_What you have to do_
In the material below, find all lines with the string "трубка" and copy them.

_Exercise data_
════

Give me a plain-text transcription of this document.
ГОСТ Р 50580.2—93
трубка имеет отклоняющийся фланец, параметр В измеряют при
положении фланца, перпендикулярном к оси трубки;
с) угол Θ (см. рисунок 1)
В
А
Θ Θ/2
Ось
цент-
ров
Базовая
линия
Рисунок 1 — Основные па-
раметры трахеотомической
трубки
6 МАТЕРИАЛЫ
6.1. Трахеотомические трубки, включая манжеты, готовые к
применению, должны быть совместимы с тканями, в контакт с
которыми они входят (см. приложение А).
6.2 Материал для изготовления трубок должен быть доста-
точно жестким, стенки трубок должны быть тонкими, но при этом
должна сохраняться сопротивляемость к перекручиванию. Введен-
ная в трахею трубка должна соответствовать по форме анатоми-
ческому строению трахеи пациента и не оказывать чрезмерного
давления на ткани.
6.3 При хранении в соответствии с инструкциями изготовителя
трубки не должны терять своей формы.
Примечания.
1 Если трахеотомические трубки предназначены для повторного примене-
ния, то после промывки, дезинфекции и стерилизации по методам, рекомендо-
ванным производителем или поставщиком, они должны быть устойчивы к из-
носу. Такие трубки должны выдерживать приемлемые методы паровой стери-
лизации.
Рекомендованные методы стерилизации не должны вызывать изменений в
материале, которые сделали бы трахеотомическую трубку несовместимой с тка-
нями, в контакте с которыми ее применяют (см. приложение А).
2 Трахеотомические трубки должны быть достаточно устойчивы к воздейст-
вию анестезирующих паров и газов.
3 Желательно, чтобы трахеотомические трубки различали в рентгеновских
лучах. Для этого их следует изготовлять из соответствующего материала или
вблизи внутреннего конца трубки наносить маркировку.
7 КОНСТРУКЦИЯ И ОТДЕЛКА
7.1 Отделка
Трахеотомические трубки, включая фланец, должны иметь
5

════

_Task answer_
трубка имеет отклоняющийся фланец, параметр В измеряют при
ная в трахею трубка должна соответствовать по форме анатоми-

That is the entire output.